AVAILABLE DATA:
╭──

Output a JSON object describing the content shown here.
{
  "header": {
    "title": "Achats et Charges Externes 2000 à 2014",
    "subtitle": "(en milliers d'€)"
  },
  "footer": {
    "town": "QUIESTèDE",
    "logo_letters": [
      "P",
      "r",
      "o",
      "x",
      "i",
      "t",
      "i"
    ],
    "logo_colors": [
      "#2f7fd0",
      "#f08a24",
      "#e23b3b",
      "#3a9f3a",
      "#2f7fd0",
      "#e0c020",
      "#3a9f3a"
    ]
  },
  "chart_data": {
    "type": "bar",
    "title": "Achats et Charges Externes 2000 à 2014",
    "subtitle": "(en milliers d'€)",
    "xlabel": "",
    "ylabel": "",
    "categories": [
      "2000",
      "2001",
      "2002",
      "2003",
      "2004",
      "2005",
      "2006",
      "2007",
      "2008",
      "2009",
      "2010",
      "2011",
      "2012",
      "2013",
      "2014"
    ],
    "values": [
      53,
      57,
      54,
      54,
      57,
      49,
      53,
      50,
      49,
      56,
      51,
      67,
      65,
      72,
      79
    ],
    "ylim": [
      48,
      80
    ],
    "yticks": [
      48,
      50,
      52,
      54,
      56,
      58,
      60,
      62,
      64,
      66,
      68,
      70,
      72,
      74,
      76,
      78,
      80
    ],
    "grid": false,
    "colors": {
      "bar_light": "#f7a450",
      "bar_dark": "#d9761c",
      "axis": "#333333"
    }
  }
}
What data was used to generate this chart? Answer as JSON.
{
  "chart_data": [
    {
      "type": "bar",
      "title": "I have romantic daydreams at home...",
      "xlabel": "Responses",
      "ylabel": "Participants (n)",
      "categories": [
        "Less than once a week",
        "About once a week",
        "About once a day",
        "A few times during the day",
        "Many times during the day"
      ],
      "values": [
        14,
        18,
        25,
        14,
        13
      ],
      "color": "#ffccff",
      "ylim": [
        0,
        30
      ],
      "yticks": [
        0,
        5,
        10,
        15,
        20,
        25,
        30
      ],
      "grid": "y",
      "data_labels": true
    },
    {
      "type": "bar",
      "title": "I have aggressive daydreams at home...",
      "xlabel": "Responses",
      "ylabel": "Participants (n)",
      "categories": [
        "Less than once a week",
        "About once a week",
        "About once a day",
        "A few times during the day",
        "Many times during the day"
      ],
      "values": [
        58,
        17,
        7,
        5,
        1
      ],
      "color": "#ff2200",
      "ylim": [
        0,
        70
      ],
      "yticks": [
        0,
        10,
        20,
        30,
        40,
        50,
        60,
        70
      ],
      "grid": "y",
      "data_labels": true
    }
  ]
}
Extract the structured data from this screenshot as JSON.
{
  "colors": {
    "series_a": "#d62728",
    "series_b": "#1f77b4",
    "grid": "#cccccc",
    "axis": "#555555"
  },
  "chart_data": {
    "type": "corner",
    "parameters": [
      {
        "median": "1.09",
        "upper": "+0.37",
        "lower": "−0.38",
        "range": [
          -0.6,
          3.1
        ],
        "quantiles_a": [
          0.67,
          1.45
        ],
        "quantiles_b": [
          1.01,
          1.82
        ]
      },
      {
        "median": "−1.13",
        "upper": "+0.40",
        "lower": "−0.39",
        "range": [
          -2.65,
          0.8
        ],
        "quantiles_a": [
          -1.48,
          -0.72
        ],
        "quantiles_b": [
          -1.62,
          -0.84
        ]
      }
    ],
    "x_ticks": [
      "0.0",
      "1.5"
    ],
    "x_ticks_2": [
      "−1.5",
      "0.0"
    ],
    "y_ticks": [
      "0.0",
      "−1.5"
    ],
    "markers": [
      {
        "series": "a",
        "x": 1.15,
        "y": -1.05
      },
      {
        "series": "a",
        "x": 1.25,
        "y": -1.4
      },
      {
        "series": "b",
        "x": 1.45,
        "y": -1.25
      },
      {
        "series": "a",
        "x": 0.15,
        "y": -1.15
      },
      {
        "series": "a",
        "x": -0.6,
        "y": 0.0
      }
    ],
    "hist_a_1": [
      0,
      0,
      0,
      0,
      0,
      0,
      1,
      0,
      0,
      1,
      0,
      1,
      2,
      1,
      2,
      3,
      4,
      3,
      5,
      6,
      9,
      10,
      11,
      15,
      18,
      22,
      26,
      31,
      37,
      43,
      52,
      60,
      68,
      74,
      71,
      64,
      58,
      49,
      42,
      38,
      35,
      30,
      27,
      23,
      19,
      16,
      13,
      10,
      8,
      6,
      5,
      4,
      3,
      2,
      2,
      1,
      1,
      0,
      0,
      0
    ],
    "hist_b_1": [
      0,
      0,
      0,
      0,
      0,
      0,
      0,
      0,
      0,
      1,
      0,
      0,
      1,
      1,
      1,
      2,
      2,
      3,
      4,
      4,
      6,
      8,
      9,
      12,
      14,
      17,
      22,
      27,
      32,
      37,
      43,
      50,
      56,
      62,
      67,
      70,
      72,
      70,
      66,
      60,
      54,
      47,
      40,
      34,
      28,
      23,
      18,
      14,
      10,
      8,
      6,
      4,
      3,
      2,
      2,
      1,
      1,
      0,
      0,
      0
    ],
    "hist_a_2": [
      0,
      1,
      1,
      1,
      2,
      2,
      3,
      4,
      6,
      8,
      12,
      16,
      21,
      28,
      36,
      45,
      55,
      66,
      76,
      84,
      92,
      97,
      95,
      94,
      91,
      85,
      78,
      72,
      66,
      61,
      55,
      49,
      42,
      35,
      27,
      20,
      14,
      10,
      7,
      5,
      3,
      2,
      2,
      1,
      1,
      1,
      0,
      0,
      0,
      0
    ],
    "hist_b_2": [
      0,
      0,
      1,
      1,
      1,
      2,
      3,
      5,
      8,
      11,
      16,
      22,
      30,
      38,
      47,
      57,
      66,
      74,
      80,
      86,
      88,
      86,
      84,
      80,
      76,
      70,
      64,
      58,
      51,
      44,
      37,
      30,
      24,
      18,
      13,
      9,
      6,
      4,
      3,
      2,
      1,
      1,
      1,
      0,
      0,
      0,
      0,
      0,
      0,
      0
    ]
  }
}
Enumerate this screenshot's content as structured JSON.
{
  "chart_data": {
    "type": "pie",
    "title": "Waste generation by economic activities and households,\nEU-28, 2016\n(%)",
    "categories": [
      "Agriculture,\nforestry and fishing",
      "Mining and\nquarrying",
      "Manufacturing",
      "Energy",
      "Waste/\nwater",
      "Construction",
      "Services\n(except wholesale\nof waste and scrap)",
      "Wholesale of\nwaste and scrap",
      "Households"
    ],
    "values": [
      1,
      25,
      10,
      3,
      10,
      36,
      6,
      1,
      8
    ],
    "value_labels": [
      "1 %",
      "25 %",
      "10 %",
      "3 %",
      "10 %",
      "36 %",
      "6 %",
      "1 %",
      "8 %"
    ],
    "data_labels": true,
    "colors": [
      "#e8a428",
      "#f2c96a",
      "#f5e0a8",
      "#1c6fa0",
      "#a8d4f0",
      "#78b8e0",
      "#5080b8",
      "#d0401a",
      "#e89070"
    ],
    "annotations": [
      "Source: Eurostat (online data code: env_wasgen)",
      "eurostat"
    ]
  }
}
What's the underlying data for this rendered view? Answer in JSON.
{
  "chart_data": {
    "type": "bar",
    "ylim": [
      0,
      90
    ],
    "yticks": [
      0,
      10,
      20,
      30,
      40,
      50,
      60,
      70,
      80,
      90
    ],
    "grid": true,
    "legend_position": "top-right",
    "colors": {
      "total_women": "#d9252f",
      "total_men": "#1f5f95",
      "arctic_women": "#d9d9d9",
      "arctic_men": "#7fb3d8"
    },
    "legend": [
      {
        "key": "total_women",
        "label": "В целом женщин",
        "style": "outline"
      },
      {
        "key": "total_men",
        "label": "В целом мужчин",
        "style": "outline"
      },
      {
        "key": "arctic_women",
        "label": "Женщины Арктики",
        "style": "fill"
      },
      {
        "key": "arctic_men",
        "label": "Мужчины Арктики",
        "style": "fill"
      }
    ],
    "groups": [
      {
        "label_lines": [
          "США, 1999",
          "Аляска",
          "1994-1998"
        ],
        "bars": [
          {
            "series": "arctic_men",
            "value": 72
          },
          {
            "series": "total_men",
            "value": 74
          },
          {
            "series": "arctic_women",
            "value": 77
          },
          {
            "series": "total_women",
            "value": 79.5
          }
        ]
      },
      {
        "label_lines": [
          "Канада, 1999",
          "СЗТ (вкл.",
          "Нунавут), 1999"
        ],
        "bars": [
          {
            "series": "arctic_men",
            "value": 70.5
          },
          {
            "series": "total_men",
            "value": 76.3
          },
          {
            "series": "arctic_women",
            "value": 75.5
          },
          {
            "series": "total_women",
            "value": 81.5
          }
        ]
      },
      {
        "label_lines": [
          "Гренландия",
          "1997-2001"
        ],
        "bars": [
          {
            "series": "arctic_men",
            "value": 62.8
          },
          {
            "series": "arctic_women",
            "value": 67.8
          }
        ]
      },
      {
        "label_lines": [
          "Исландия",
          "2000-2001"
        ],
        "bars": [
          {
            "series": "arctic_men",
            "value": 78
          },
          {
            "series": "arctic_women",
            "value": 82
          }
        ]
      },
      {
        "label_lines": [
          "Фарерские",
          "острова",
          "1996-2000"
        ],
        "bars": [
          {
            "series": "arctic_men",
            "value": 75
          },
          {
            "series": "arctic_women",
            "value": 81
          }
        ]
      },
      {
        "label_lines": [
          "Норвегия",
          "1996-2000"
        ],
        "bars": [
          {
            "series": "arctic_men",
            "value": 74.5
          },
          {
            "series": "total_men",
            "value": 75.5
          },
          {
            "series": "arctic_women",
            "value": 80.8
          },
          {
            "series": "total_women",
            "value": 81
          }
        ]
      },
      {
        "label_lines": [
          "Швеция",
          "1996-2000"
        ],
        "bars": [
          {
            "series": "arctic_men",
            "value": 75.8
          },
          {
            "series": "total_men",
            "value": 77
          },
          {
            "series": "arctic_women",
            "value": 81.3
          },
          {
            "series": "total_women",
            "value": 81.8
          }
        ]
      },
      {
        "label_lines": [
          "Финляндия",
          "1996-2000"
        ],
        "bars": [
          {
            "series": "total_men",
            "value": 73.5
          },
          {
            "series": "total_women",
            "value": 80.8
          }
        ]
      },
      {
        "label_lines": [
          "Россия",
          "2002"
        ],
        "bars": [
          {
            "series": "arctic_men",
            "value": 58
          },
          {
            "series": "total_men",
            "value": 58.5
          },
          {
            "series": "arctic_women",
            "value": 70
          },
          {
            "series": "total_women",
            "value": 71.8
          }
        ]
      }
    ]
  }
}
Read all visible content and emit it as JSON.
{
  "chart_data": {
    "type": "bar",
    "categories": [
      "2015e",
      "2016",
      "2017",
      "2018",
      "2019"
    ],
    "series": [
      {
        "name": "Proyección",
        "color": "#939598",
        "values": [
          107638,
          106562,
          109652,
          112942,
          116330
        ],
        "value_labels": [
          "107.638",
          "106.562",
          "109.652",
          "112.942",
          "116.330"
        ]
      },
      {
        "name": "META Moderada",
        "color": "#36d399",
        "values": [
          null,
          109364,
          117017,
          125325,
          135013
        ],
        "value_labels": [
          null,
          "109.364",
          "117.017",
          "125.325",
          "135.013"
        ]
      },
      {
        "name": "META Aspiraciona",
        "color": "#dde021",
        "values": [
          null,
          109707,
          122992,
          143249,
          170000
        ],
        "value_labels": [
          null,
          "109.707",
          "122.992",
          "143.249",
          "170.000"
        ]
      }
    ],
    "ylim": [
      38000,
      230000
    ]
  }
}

╰──

Show every line in the entries where the string "Answer" occurs.

What data was used to generate this chart? Answer as JSON.
What's the underlying data for this rendered view? Answer in JSON.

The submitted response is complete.